Exercise aim:
Go through the data below. Pull out every line that has the word "this".

[Begin Extracted material]

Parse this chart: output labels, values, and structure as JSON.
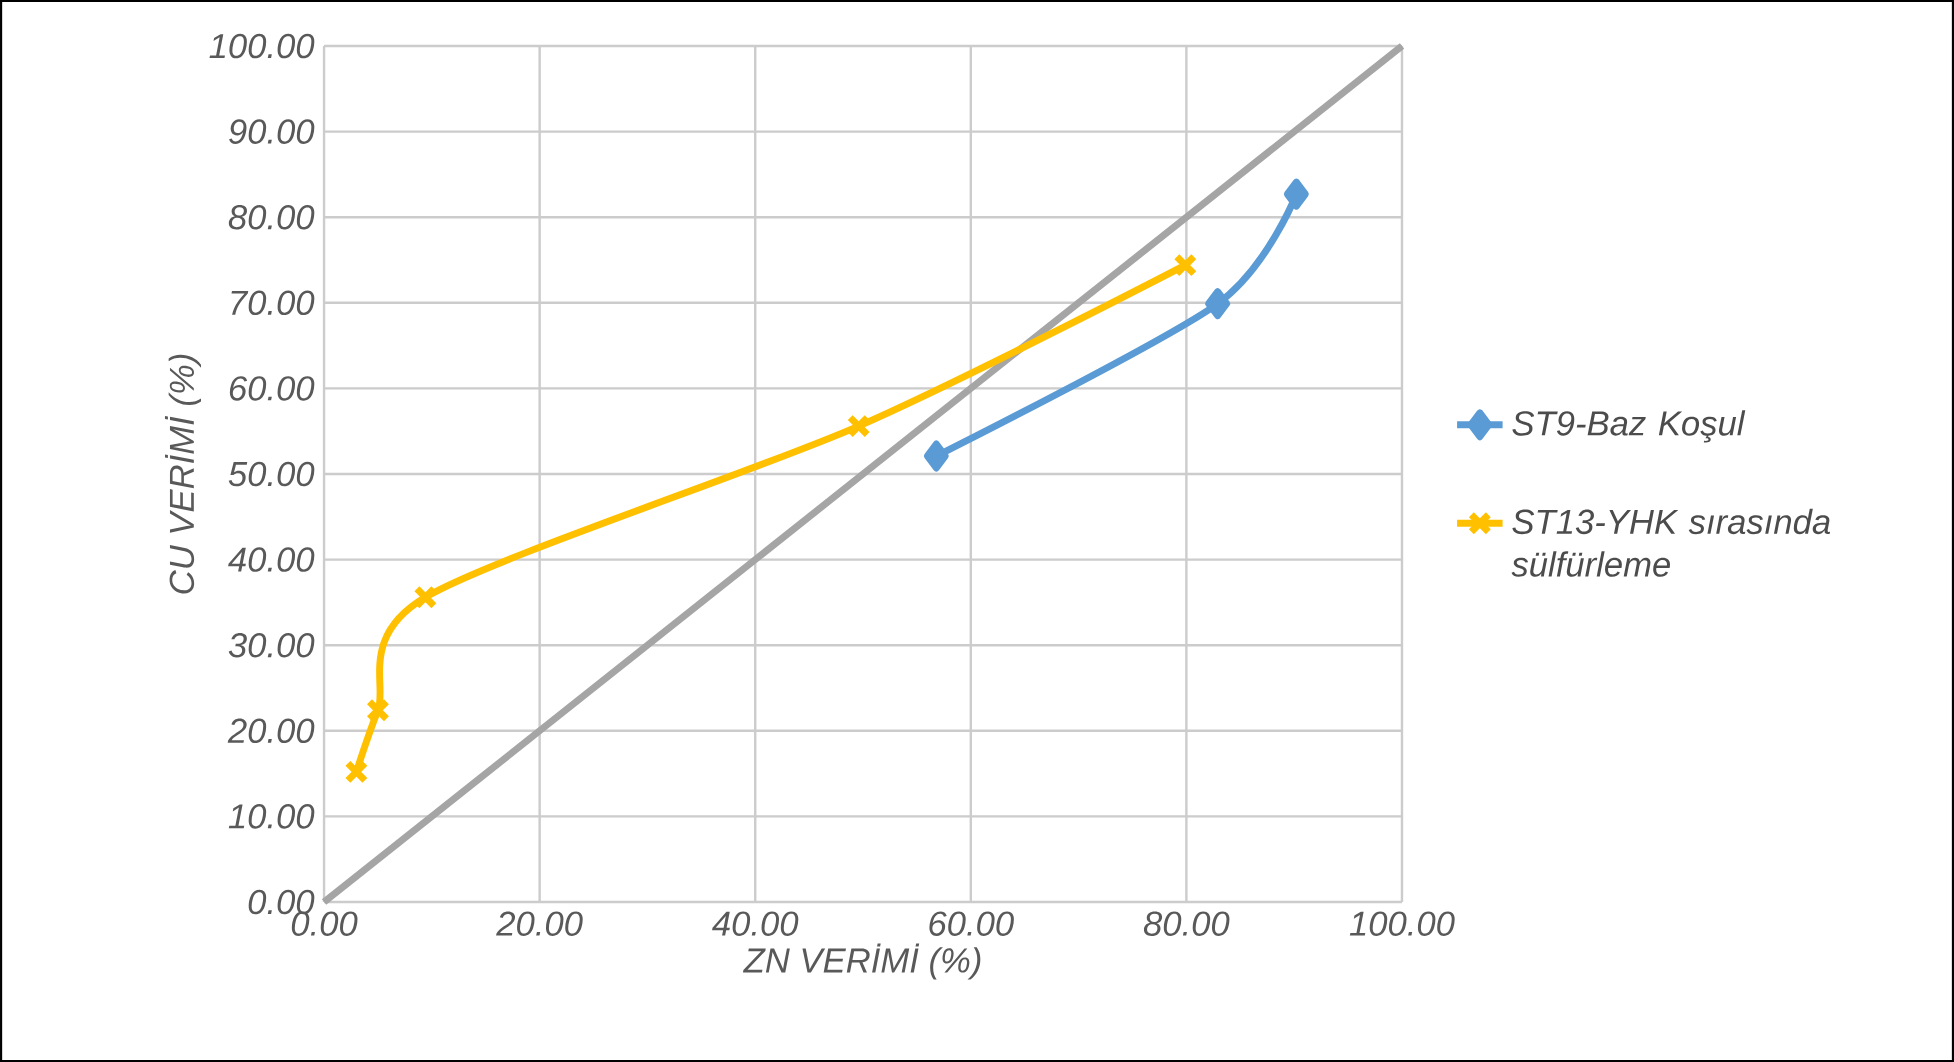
{
  "chart_data": {
    "type": "line",
    "xlabel": "ZN VERİMİ (%)",
    "ylabel": "CU VERİMİ (%)",
    "xlim": [
      0,
      100
    ],
    "ylim": [
      0,
      100
    ],
    "xticks": [
      {
        "value": 0,
        "label": "0.00"
      },
      {
        "value": 20,
        "label": "20.00"
      },
      {
        "value": 40,
        "label": "40.00"
      },
      {
        "value": 60,
        "label": "60.00"
      },
      {
        "value": 80,
        "label": "80.00"
      },
      {
        "value": 100,
        "label": "100.00"
      }
    ],
    "yticks": [
      {
        "value": 0,
        "label": "0.00"
      },
      {
        "value": 10,
        "label": "10.00"
      },
      {
        "value": 20,
        "label": "20.00"
      },
      {
        "value": 30,
        "label": "30.00"
      },
      {
        "value": 40,
        "label": "40.00"
      },
      {
        "value": 50,
        "label": "50.00"
      },
      {
        "value": 60,
        "label": "60.00"
      },
      {
        "value": 70,
        "label": "70.00"
      },
      {
        "value": 80,
        "label": "80.00"
      },
      {
        "value": 90,
        "label": "90.00"
      },
      {
        "value": 100,
        "label": "100.00"
      }
    ],
    "grid": true,
    "legend": "right",
    "series": [
      {
        "name": "ST9-Baz Koşul",
        "color": "#5b9bd5",
        "marker": "diamond",
        "x": [
          56.8,
          82.9,
          90.2
        ],
        "values": [
          52.1,
          69.9,
          82.7
        ]
      },
      {
        "name": "ST13-YHK sırasında sülfürleme",
        "color": "#ffc000",
        "marker": "cross",
        "x": [
          3.0,
          5.0,
          9.4,
          49.6,
          79.9
        ],
        "values": [
          15.2,
          22.4,
          35.6,
          55.6,
          74.4
        ]
      },
      {
        "color": "#a5a5a5",
        "marker": "none",
        "x": [
          0,
          100
        ],
        "values": [
          0,
          100
        ]
      }
    ]
  }
}
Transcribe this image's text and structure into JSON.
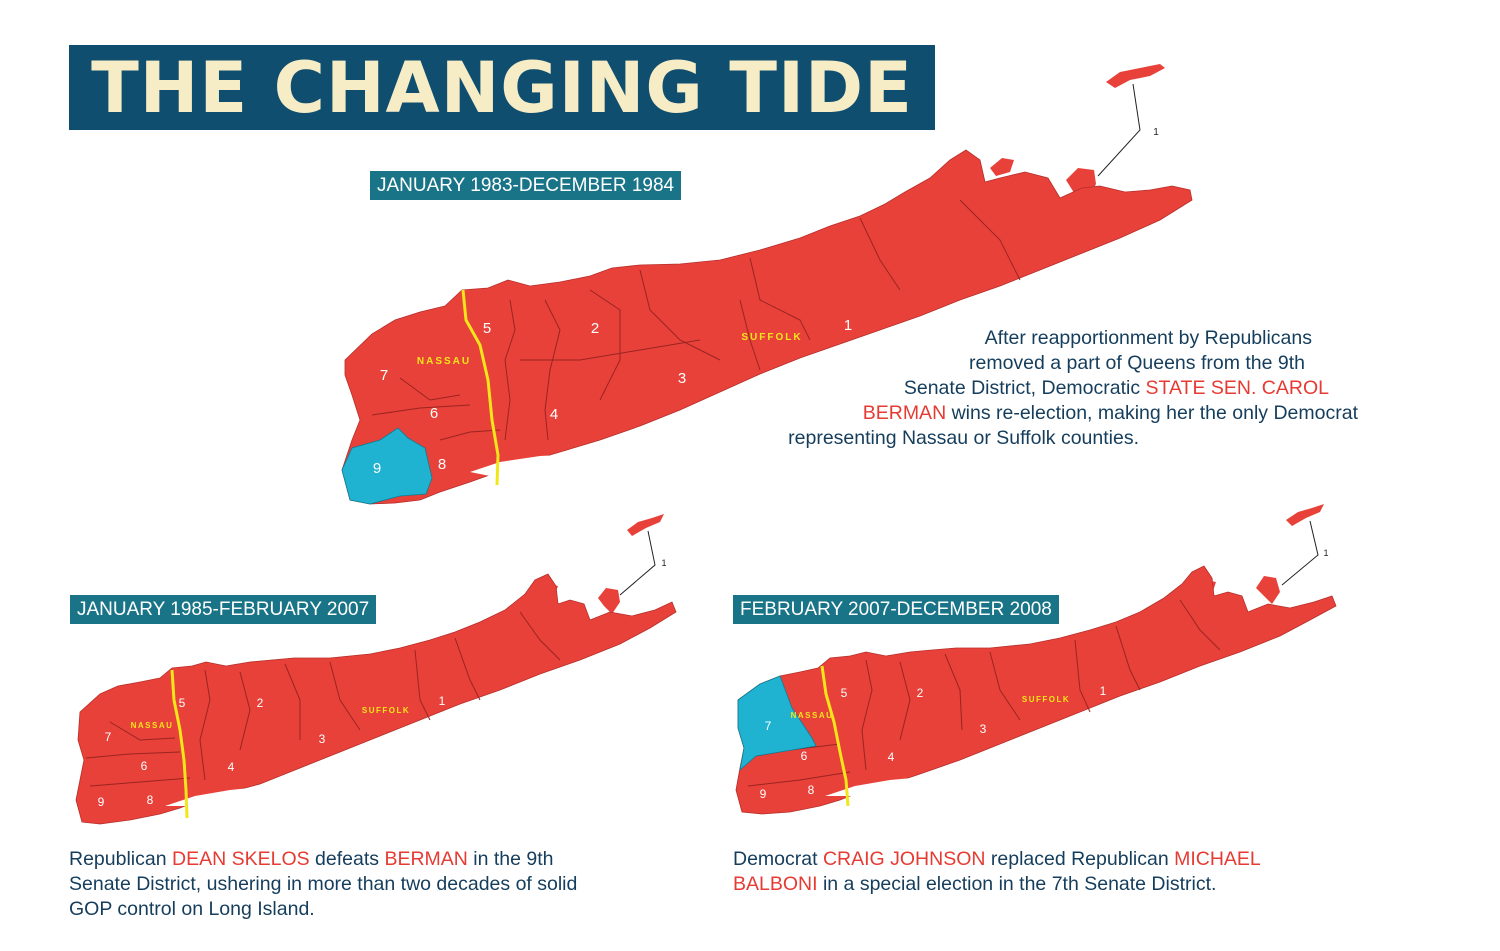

[End Extracted material]

Exercise response:
Parse this chart: output labels, values, and structure as JSON.
Transcribe this image's text and structure into JSON.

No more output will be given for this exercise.